Task brief
Every line that contains the word "weekday" should be copied out.

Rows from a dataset
- - - - - - -

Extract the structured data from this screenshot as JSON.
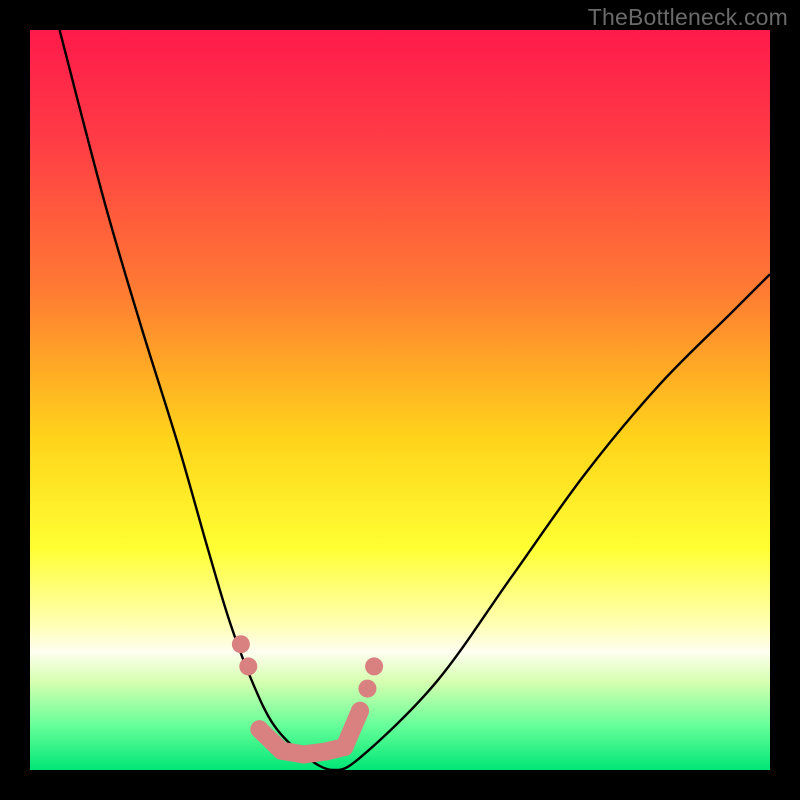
{
  "watermark": {
    "text": "TheBottleneck.com"
  },
  "chart_data": {
    "type": "line",
    "title": "",
    "xlabel": "",
    "ylabel": "",
    "xlim": [
      0,
      100
    ],
    "ylim": [
      0,
      100
    ],
    "grid": false,
    "legend": null,
    "background_gradient": {
      "stops": [
        {
          "pct": 0,
          "color": "#ff1a4b"
        },
        {
          "pct": 15,
          "color": "#ff3c45"
        },
        {
          "pct": 35,
          "color": "#ff7a33"
        },
        {
          "pct": 55,
          "color": "#ffd31a"
        },
        {
          "pct": 70,
          "color": "#ffff33"
        },
        {
          "pct": 80,
          "color": "#ffffb0"
        },
        {
          "pct": 84,
          "color": "#fefef0"
        },
        {
          "pct": 88,
          "color": "#d7ffb0"
        },
        {
          "pct": 94,
          "color": "#66ff99"
        },
        {
          "pct": 100,
          "color": "#00e676"
        }
      ]
    },
    "series": [
      {
        "name": "bottleneck-curve",
        "color": "#000000",
        "x": [
          4,
          10,
          15,
          20,
          24,
          27,
          30,
          33,
          37,
          41,
          45,
          55,
          65,
          75,
          85,
          95,
          100
        ],
        "values": [
          100,
          77,
          60,
          44,
          30,
          20,
          12,
          6,
          2,
          0,
          2,
          12,
          26,
          40,
          52,
          62,
          67
        ]
      }
    ],
    "markers": {
      "name": "highlight-dots",
      "color": "#d98080",
      "connector_color": "#d98080",
      "points": [
        {
          "x": 28.5,
          "y": 17
        },
        {
          "x": 29.5,
          "y": 14
        },
        {
          "x": 31,
          "y": 5.5
        },
        {
          "x": 34,
          "y": 2.6
        },
        {
          "x": 37,
          "y": 2.1
        },
        {
          "x": 40,
          "y": 2.5
        },
        {
          "x": 42.5,
          "y": 3.1
        },
        {
          "x": 44.6,
          "y": 8
        },
        {
          "x": 45.6,
          "y": 11
        },
        {
          "x": 46.5,
          "y": 14
        }
      ]
    }
  }
}
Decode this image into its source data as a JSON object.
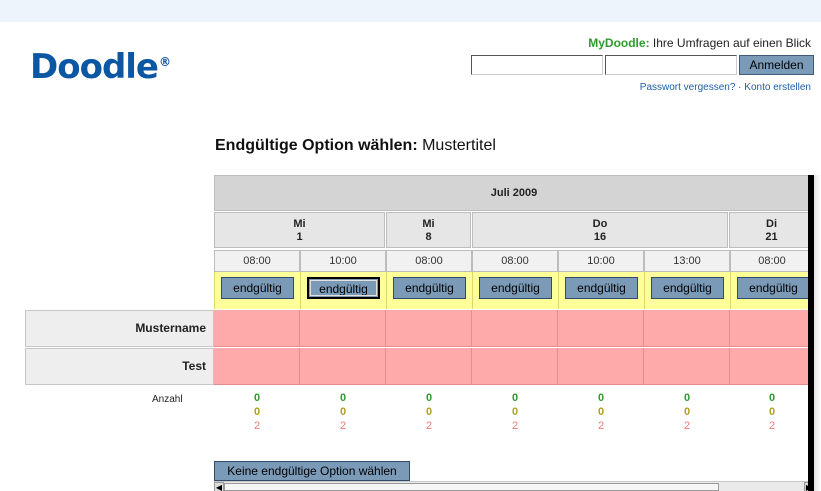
{
  "header": {
    "logo_text": "Doodle",
    "logo_mark": "®",
    "mydoodle_brand": "MyDoodle:",
    "mydoodle_tagline": " Ihre Umfragen auf einen Blick",
    "login_button": "Anmelden",
    "forgot_password": "Passwort vergessen?",
    "separator": " · ",
    "create_account": "Konto erstellen"
  },
  "page": {
    "title_bold": "Endgültige Option wählen:",
    "title_rest": " Mustertitel"
  },
  "poll": {
    "month": "Juli 2009",
    "days": [
      {
        "weekday": "Mi",
        "date": "1"
      },
      {
        "weekday": "Mi",
        "date": "8"
      },
      {
        "weekday": "Do",
        "date": "16"
      },
      {
        "weekday": "Di",
        "date": "21"
      }
    ],
    "times": [
      "08:00",
      "10:00",
      "08:00",
      "08:00",
      "10:00",
      "13:00",
      "08:00"
    ],
    "final_label": "endgültig",
    "participants": [
      "Mustername",
      "Test"
    ],
    "count_label": "Anzahl",
    "counts": [
      {
        "yes": "0",
        "maybe": "0",
        "no": "2"
      },
      {
        "yes": "0",
        "maybe": "0",
        "no": "2"
      },
      {
        "yes": "0",
        "maybe": "0",
        "no": "2"
      },
      {
        "yes": "0",
        "maybe": "0",
        "no": "2"
      },
      {
        "yes": "0",
        "maybe": "0",
        "no": "2"
      },
      {
        "yes": "0",
        "maybe": "0",
        "no": "2"
      },
      {
        "yes": "0",
        "maybe": "0",
        "no": "2"
      }
    ],
    "no_final_button": "Keine endgültige Option wählen"
  },
  "colors": {
    "brand_blue": "#0b57a4",
    "mydoodle_green": "#2e9b2e",
    "button_blue": "#7a9ab8",
    "final_row_yellow": "#ffff99",
    "no_vote_red": "#ffaaaa"
  },
  "icons": {
    "scroll_left": "arrow-left-icon",
    "scroll_right": "arrow-right-icon"
  }
}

- - - - - - -

Solution to this exercise
        "weekday": "Mi",
        "weekday": "Mi",
        "weekday": "Do",
        "weekday": "Di",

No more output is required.